*GIVEN INFORMATION*.
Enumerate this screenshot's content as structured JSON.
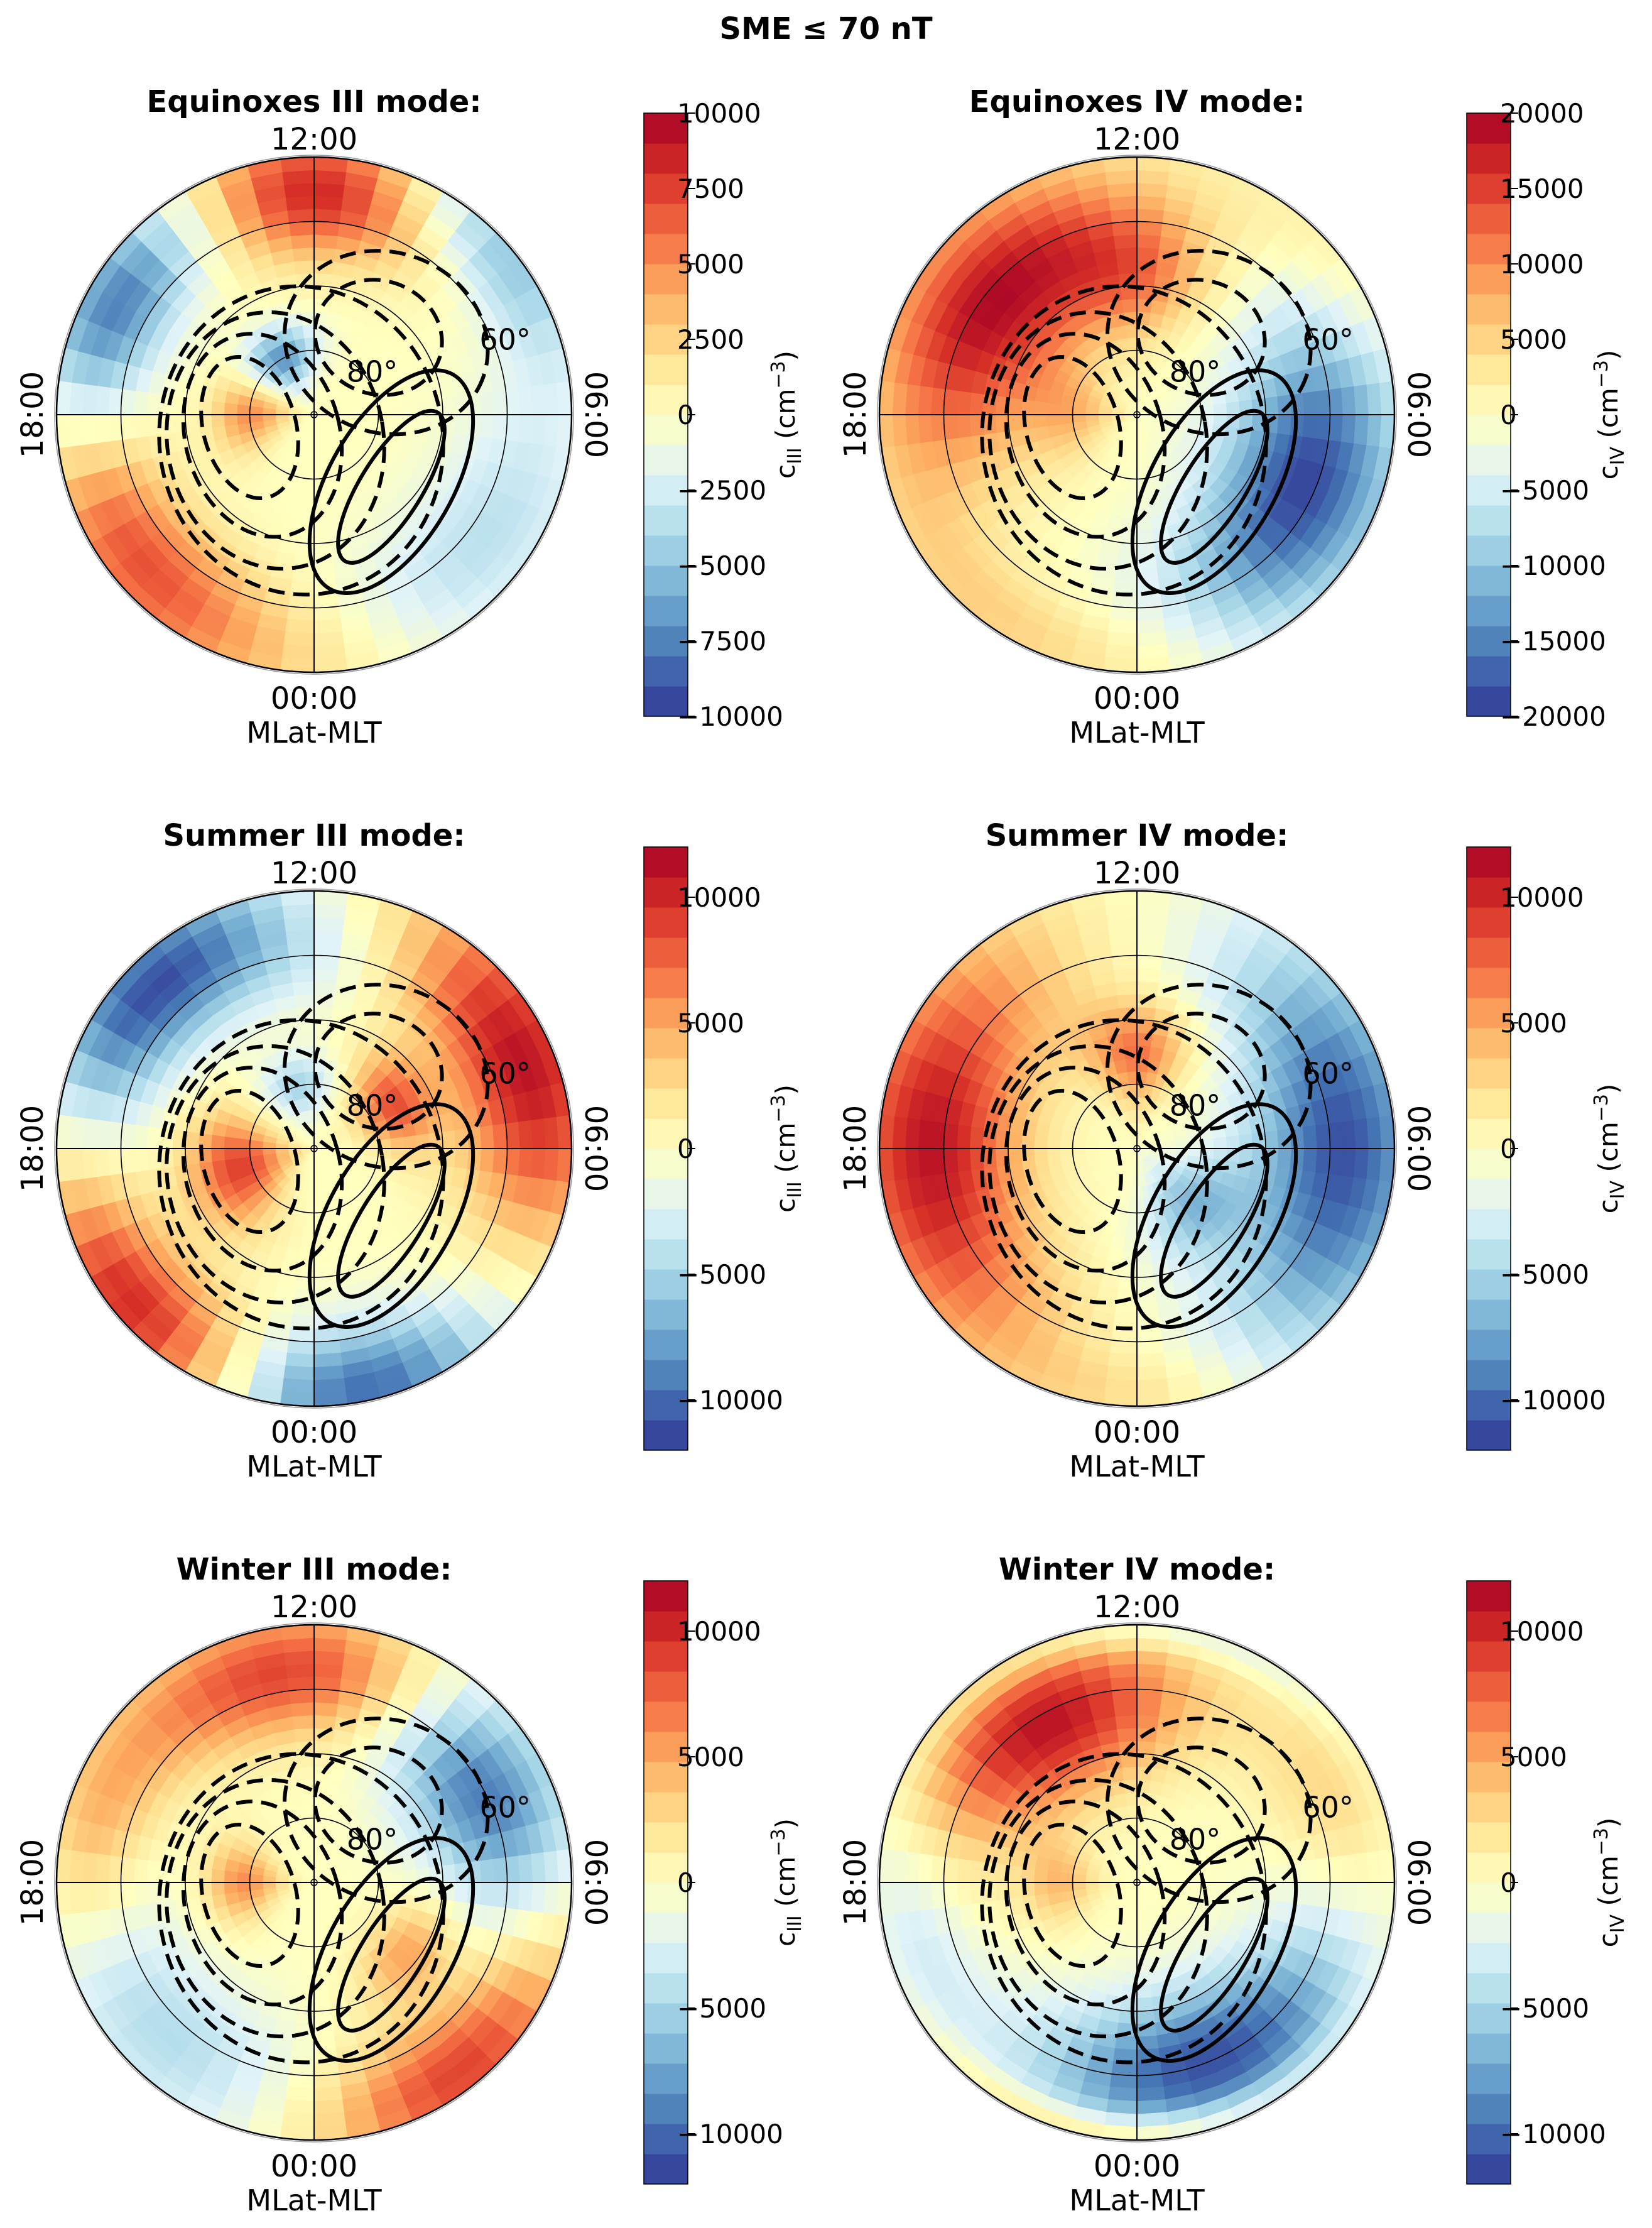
{
  "figure": {
    "title": "SME ≤ 70 nT",
    "colormap": [
      "#313695",
      "#4575b4",
      "#74add1",
      "#abd9e9",
      "#e0f3f8",
      "#ffffbf",
      "#fee090",
      "#fdae61",
      "#f46d43",
      "#d73027",
      "#a50026"
    ]
  },
  "chart_data": [
    {
      "type": "heatmap",
      "projection": "polar (magnetic latitude vs magnetic local time)",
      "title": "Equinoxes III mode:",
      "xlabel": "MLat-MLT",
      "mlt_labels": {
        "top": "12:00",
        "bottom": "00:00",
        "left": "18:00",
        "right": "06:00"
      },
      "lat_labels": [
        "60°",
        "80°"
      ],
      "lat_circles_deg": [
        80,
        70,
        60,
        50
      ],
      "colorbar": {
        "label": "c",
        "sub": "III",
        "unit": "(cm",
        "exp": "−3",
        "close": ")",
        "range": [
          -10000,
          10000
        ],
        "ticks": [
          10000,
          7500,
          5000,
          2500,
          0,
          -2500,
          -5000,
          -7500,
          -10000
        ],
        "tick_labels": [
          "10000",
          "7500",
          "5000",
          "2500",
          "0",
          "−2500",
          "−5000",
          "−7500",
          "−10000"
        ]
      },
      "field": [
        {
          "mlt": 12,
          "lat": 55,
          "value": 9500,
          "width_h": 2.5,
          "width_lat": 10
        },
        {
          "mlt": 9,
          "lat": 52,
          "value": -6000,
          "width_h": 2,
          "width_lat": 8
        },
        {
          "mlt": 16,
          "lat": 55,
          "value": -9000,
          "width_h": 2.5,
          "width_lat": 9
        },
        {
          "mlt": 20.5,
          "lat": 55,
          "value": 7000,
          "width_h": 3,
          "width_lat": 10
        },
        {
          "mlt": 3.5,
          "lat": 57,
          "value": -3500,
          "width_h": 3,
          "width_lat": 12
        },
        {
          "mlt": 0,
          "lat": 50,
          "value": 1000,
          "width_h": 3,
          "width_lat": 8
        },
        {
          "mlt": 18,
          "lat": 80,
          "value": 5000,
          "width_h": 2,
          "width_lat": 6
        },
        {
          "mlt": 14,
          "lat": 80,
          "value": -7000,
          "width_h": 2,
          "width_lat": 5
        }
      ],
      "contours": [
        {
          "style": "dashed",
          "cx": -0.25,
          "cy": 0.05,
          "rx": 0.18,
          "ry": 0.28,
          "rot": -15
        },
        {
          "style": "dashed",
          "cx": -0.2,
          "cy": 0.08,
          "rx": 0.3,
          "ry": 0.4,
          "rot": -15
        },
        {
          "style": "dashed",
          "cx": -0.15,
          "cy": 0.1,
          "rx": 0.42,
          "ry": 0.5,
          "rot": -10
        },
        {
          "style": "dashed",
          "cx": -0.05,
          "cy": 0.1,
          "rx": 0.55,
          "ry": 0.6,
          "rot": -10
        },
        {
          "style": "dashed",
          "cx": 0.25,
          "cy": -0.3,
          "rx": 0.25,
          "ry": 0.22,
          "rot": 20
        },
        {
          "style": "dashed",
          "cx": 0.28,
          "cy": -0.28,
          "rx": 0.4,
          "ry": 0.35,
          "rot": 20
        },
        {
          "style": "solid",
          "cx": 0.3,
          "cy": 0.28,
          "rx": 0.12,
          "ry": 0.34,
          "rot": 32
        },
        {
          "style": "solid",
          "cx": 0.3,
          "cy": 0.26,
          "rx": 0.24,
          "ry": 0.48,
          "rot": 30
        }
      ]
    },
    {
      "type": "heatmap",
      "projection": "polar (magnetic latitude vs magnetic local time)",
      "title": "Equinoxes IV mode:",
      "xlabel": "MLat-MLT",
      "mlt_labels": {
        "top": "12:00",
        "bottom": "00:00",
        "left": "18:00",
        "right": "06:00"
      },
      "lat_labels": [
        "60°",
        "80°"
      ],
      "lat_circles_deg": [
        80,
        70,
        60,
        50
      ],
      "colorbar": {
        "label": "c",
        "sub": "IV",
        "unit": "(cm",
        "exp": "−3",
        "close": ")",
        "range": [
          -20000,
          20000
        ],
        "ticks": [
          20000,
          15000,
          10000,
          5000,
          0,
          -5000,
          -10000,
          -15000,
          -20000
        ],
        "tick_labels": [
          "20000",
          "15000",
          "10000",
          "5000",
          "0",
          "−5000",
          "−10000",
          "−15000",
          "−20000"
        ]
      },
      "field": [
        {
          "mlt": 15.5,
          "lat": 62,
          "value": 19000,
          "width_h": 3.5,
          "width_lat": 14
        },
        {
          "mlt": 12,
          "lat": 68,
          "value": 8000,
          "width_h": 2,
          "width_lat": 10
        },
        {
          "mlt": 4.5,
          "lat": 62,
          "value": -19000,
          "width_h": 3.5,
          "width_lat": 14
        },
        {
          "mlt": 22,
          "lat": 52,
          "value": 5000,
          "width_h": 3,
          "width_lat": 8
        },
        {
          "mlt": 8.5,
          "lat": 52,
          "value": 3000,
          "width_h": 2,
          "width_lat": 8
        },
        {
          "mlt": 18,
          "lat": 80,
          "value": 6000,
          "width_h": 2.5,
          "width_lat": 7
        }
      ],
      "contours": [
        {
          "style": "dashed",
          "cx": -0.25,
          "cy": 0.05,
          "rx": 0.18,
          "ry": 0.28,
          "rot": -15
        },
        {
          "style": "dashed",
          "cx": -0.2,
          "cy": 0.08,
          "rx": 0.3,
          "ry": 0.4,
          "rot": -15
        },
        {
          "style": "dashed",
          "cx": -0.15,
          "cy": 0.1,
          "rx": 0.42,
          "ry": 0.5,
          "rot": -10
        },
        {
          "style": "dashed",
          "cx": -0.05,
          "cy": 0.1,
          "rx": 0.55,
          "ry": 0.6,
          "rot": -10
        },
        {
          "style": "dashed",
          "cx": 0.25,
          "cy": -0.3,
          "rx": 0.25,
          "ry": 0.22,
          "rot": 20
        },
        {
          "style": "dashed",
          "cx": 0.28,
          "cy": -0.28,
          "rx": 0.4,
          "ry": 0.35,
          "rot": 20
        },
        {
          "style": "solid",
          "cx": 0.3,
          "cy": 0.28,
          "rx": 0.12,
          "ry": 0.34,
          "rot": 32
        },
        {
          "style": "solid",
          "cx": 0.3,
          "cy": 0.26,
          "rx": 0.24,
          "ry": 0.48,
          "rot": 30
        }
      ]
    },
    {
      "type": "heatmap",
      "projection": "polar (magnetic latitude vs magnetic local time)",
      "title": "Summer III mode:",
      "xlabel": "MLat-MLT",
      "mlt_labels": {
        "top": "12:00",
        "bottom": "00:00",
        "left": "18:00",
        "right": "06:00"
      },
      "lat_labels": [
        "60°",
        "80°"
      ],
      "lat_circles_deg": [
        80,
        70,
        60,
        50
      ],
      "colorbar": {
        "label": "c",
        "sub": "III",
        "unit": "(cm",
        "exp": "−3",
        "close": ")",
        "range": [
          -12000,
          12000
        ],
        "ticks": [
          10000,
          5000,
          0,
          -5000,
          -10000
        ],
        "tick_labels": [
          "10000",
          "5000",
          "0",
          "−5000",
          "−10000"
        ]
      },
      "field": [
        {
          "mlt": 15,
          "lat": 55,
          "value": -11000,
          "width_h": 2.5,
          "width_lat": 10
        },
        {
          "mlt": 7.5,
          "lat": 55,
          "value": 11000,
          "width_h": 3,
          "width_lat": 12
        },
        {
          "mlt": 21,
          "lat": 53,
          "value": 11000,
          "width_h": 2.5,
          "width_lat": 10
        },
        {
          "mlt": 0.5,
          "lat": 52,
          "value": -11000,
          "width_h": 2.5,
          "width_lat": 10
        },
        {
          "mlt": 12,
          "lat": 60,
          "value": -2000,
          "width_h": 2,
          "width_lat": 10
        },
        {
          "mlt": 19,
          "lat": 78,
          "value": 9000,
          "width_h": 2.5,
          "width_lat": 8
        },
        {
          "mlt": 8,
          "lat": 76,
          "value": 8000,
          "width_h": 2,
          "width_lat": 6
        },
        {
          "mlt": 13,
          "lat": 80,
          "value": -5000,
          "width_h": 2,
          "width_lat": 5
        }
      ],
      "contours": [
        {
          "style": "dashed",
          "cx": -0.25,
          "cy": 0.05,
          "rx": 0.18,
          "ry": 0.28,
          "rot": -15
        },
        {
          "style": "dashed",
          "cx": -0.2,
          "cy": 0.08,
          "rx": 0.3,
          "ry": 0.4,
          "rot": -15
        },
        {
          "style": "dashed",
          "cx": -0.15,
          "cy": 0.1,
          "rx": 0.42,
          "ry": 0.5,
          "rot": -10
        },
        {
          "style": "dashed",
          "cx": -0.05,
          "cy": 0.1,
          "rx": 0.55,
          "ry": 0.6,
          "rot": -10
        },
        {
          "style": "dashed",
          "cx": 0.25,
          "cy": -0.3,
          "rx": 0.25,
          "ry": 0.22,
          "rot": 20
        },
        {
          "style": "dashed",
          "cx": 0.28,
          "cy": -0.28,
          "rx": 0.4,
          "ry": 0.35,
          "rot": 20
        },
        {
          "style": "solid",
          "cx": 0.3,
          "cy": 0.28,
          "rx": 0.12,
          "ry": 0.34,
          "rot": 32
        },
        {
          "style": "solid",
          "cx": 0.3,
          "cy": 0.26,
          "rx": 0.24,
          "ry": 0.48,
          "rot": 30
        }
      ]
    },
    {
      "type": "heatmap",
      "projection": "polar (magnetic latitude vs magnetic local time)",
      "title": "Summer IV mode:",
      "xlabel": "MLat-MLT",
      "mlt_labels": {
        "top": "12:00",
        "bottom": "00:00",
        "left": "18:00",
        "right": "06:00"
      },
      "lat_labels": [
        "60°",
        "80°"
      ],
      "lat_circles_deg": [
        80,
        70,
        60,
        50
      ],
      "colorbar": {
        "label": "c",
        "sub": "IV",
        "unit": "(cm",
        "exp": "−3",
        "close": ")",
        "range": [
          -12000,
          12000
        ],
        "ticks": [
          10000,
          5000,
          0,
          -5000,
          -10000
        ],
        "tick_labels": [
          "10000",
          "5000",
          "0",
          "−5000",
          "−10000"
        ]
      },
      "field": [
        {
          "mlt": 18,
          "lat": 58,
          "value": 11000,
          "width_h": 4,
          "width_lat": 14
        },
        {
          "mlt": 6,
          "lat": 58,
          "value": -11000,
          "width_h": 4,
          "width_lat": 14
        },
        {
          "mlt": 12,
          "lat": 75,
          "value": 7000,
          "width_h": 2,
          "width_lat": 8
        },
        {
          "mlt": 3,
          "lat": 78,
          "value": -6000,
          "width_h": 2.5,
          "width_lat": 8
        },
        {
          "mlt": 0,
          "lat": 52,
          "value": 2000,
          "width_h": 2,
          "width_lat": 6
        }
      ],
      "contours": [
        {
          "style": "dashed",
          "cx": -0.25,
          "cy": 0.05,
          "rx": 0.18,
          "ry": 0.28,
          "rot": -15
        },
        {
          "style": "dashed",
          "cx": -0.2,
          "cy": 0.08,
          "rx": 0.3,
          "ry": 0.4,
          "rot": -15
        },
        {
          "style": "dashed",
          "cx": -0.15,
          "cy": 0.1,
          "rx": 0.42,
          "ry": 0.5,
          "rot": -10
        },
        {
          "style": "dashed",
          "cx": -0.05,
          "cy": 0.1,
          "rx": 0.55,
          "ry": 0.6,
          "rot": -10
        },
        {
          "style": "dashed",
          "cx": 0.25,
          "cy": -0.3,
          "rx": 0.25,
          "ry": 0.22,
          "rot": 20
        },
        {
          "style": "dashed",
          "cx": 0.28,
          "cy": -0.28,
          "rx": 0.4,
          "ry": 0.35,
          "rot": 20
        },
        {
          "style": "solid",
          "cx": 0.3,
          "cy": 0.28,
          "rx": 0.12,
          "ry": 0.34,
          "rot": 32
        },
        {
          "style": "solid",
          "cx": 0.3,
          "cy": 0.26,
          "rx": 0.24,
          "ry": 0.48,
          "rot": 30
        }
      ]
    },
    {
      "type": "heatmap",
      "projection": "polar (magnetic latitude vs magnetic local time)",
      "title": "Winter III mode:",
      "xlabel": "MLat-MLT",
      "mlt_labels": {
        "top": "12:00",
        "bottom": "00:00",
        "left": "18:00",
        "right": "06:00"
      },
      "lat_labels": [
        "60°",
        "80°"
      ],
      "lat_circles_deg": [
        80,
        70,
        60,
        50
      ],
      "colorbar": {
        "label": "c",
        "sub": "III",
        "unit": "(cm",
        "exp": "−3",
        "close": ")",
        "range": [
          -12000,
          12000
        ],
        "ticks": [
          10000,
          5000,
          0,
          -5000,
          -10000
        ],
        "tick_labels": [
          "10000",
          "5000",
          "0",
          "−5000",
          "−10000"
        ]
      },
      "field": [
        {
          "mlt": 12.5,
          "lat": 57,
          "value": 9000,
          "width_h": 3,
          "width_lat": 10
        },
        {
          "mlt": 8,
          "lat": 60,
          "value": -10000,
          "width_h": 2.5,
          "width_lat": 12
        },
        {
          "mlt": 2.5,
          "lat": 53,
          "value": 9000,
          "width_h": 2.5,
          "width_lat": 10
        },
        {
          "mlt": 21,
          "lat": 57,
          "value": -4500,
          "width_h": 3,
          "width_lat": 12
        },
        {
          "mlt": 17,
          "lat": 55,
          "value": 4000,
          "width_h": 2,
          "width_lat": 8
        },
        {
          "mlt": 18,
          "lat": 79,
          "value": 6000,
          "width_h": 2,
          "width_lat": 6
        },
        {
          "mlt": 3.5,
          "lat": 72,
          "value": 5000,
          "width_h": 1.8,
          "width_lat": 6
        }
      ],
      "contours": [
        {
          "style": "dashed",
          "cx": -0.25,
          "cy": 0.05,
          "rx": 0.18,
          "ry": 0.28,
          "rot": -15
        },
        {
          "style": "dashed",
          "cx": -0.2,
          "cy": 0.08,
          "rx": 0.3,
          "ry": 0.4,
          "rot": -15
        },
        {
          "style": "dashed",
          "cx": -0.15,
          "cy": 0.1,
          "rx": 0.42,
          "ry": 0.5,
          "rot": -10
        },
        {
          "style": "dashed",
          "cx": -0.05,
          "cy": 0.1,
          "rx": 0.55,
          "ry": 0.6,
          "rot": -10
        },
        {
          "style": "dashed",
          "cx": 0.25,
          "cy": -0.3,
          "rx": 0.25,
          "ry": 0.22,
          "rot": 20
        },
        {
          "style": "dashed",
          "cx": 0.28,
          "cy": -0.28,
          "rx": 0.4,
          "ry": 0.35,
          "rot": 20
        },
        {
          "style": "solid",
          "cx": 0.3,
          "cy": 0.28,
          "rx": 0.12,
          "ry": 0.34,
          "rot": 32
        },
        {
          "style": "solid",
          "cx": 0.3,
          "cy": 0.26,
          "rx": 0.24,
          "ry": 0.48,
          "rot": 30
        }
      ]
    },
    {
      "type": "heatmap",
      "projection": "polar (magnetic latitude vs magnetic local time)",
      "title": "Winter IV mode:",
      "xlabel": "MLat-MLT",
      "mlt_labels": {
        "top": "12:00",
        "bottom": "00:00",
        "left": "18:00",
        "right": "06:00"
      },
      "lat_labels": [
        "60°",
        "80°"
      ],
      "lat_circles_deg": [
        80,
        70,
        60,
        50
      ],
      "colorbar": {
        "label": "c",
        "sub": "IV",
        "unit": "(cm",
        "exp": "−3",
        "close": ")",
        "range": [
          -12000,
          12000
        ],
        "ticks": [
          10000,
          5000,
          0,
          -5000,
          -10000
        ],
        "tick_labels": [
          "10000",
          "5000",
          "0",
          "−5000",
          "−10000"
        ]
      },
      "field": [
        {
          "mlt": 14,
          "lat": 62,
          "value": 11000,
          "width_h": 3,
          "width_lat": 12
        },
        {
          "mlt": 1.5,
          "lat": 60,
          "value": -11000,
          "width_h": 3.5,
          "width_lat": 12
        },
        {
          "mlt": 19,
          "lat": 55,
          "value": -3000,
          "width_h": 2,
          "width_lat": 8
        },
        {
          "mlt": 7.5,
          "lat": 57,
          "value": 3000,
          "width_h": 2,
          "width_lat": 10
        },
        {
          "mlt": 12,
          "lat": 51,
          "value": -3000,
          "width_h": 4,
          "width_lat": 3
        },
        {
          "mlt": 0,
          "lat": 51,
          "value": 5000,
          "width_h": 3,
          "width_lat": 3
        },
        {
          "mlt": 18,
          "lat": 78,
          "value": 4000,
          "width_h": 2,
          "width_lat": 6
        }
      ],
      "contours": [
        {
          "style": "dashed",
          "cx": -0.25,
          "cy": 0.05,
          "rx": 0.18,
          "ry": 0.28,
          "rot": -15
        },
        {
          "style": "dashed",
          "cx": -0.2,
          "cy": 0.08,
          "rx": 0.3,
          "ry": 0.4,
          "rot": -15
        },
        {
          "style": "dashed",
          "cx": -0.15,
          "cy": 0.1,
          "rx": 0.42,
          "ry": 0.5,
          "rot": -10
        },
        {
          "style": "dashed",
          "cx": -0.05,
          "cy": 0.1,
          "rx": 0.55,
          "ry": 0.6,
          "rot": -10
        },
        {
          "style": "dashed",
          "cx": 0.25,
          "cy": -0.3,
          "rx": 0.25,
          "ry": 0.22,
          "rot": 20
        },
        {
          "style": "dashed",
          "cx": 0.28,
          "cy": -0.28,
          "rx": 0.4,
          "ry": 0.35,
          "rot": 20
        },
        {
          "style": "solid",
          "cx": 0.3,
          "cy": 0.28,
          "rx": 0.12,
          "ry": 0.34,
          "rot": 32
        },
        {
          "style": "solid",
          "cx": 0.3,
          "cy": 0.26,
          "rx": 0.24,
          "ry": 0.48,
          "rot": 30
        }
      ]
    }
  ]
}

*GIVEN TASK*.
Pull every line containing "Winter" from the material above.

*ANSWER FOR THE TASK*.
      "title": "Winter III mode:",
      "title": "Winter IV mode:",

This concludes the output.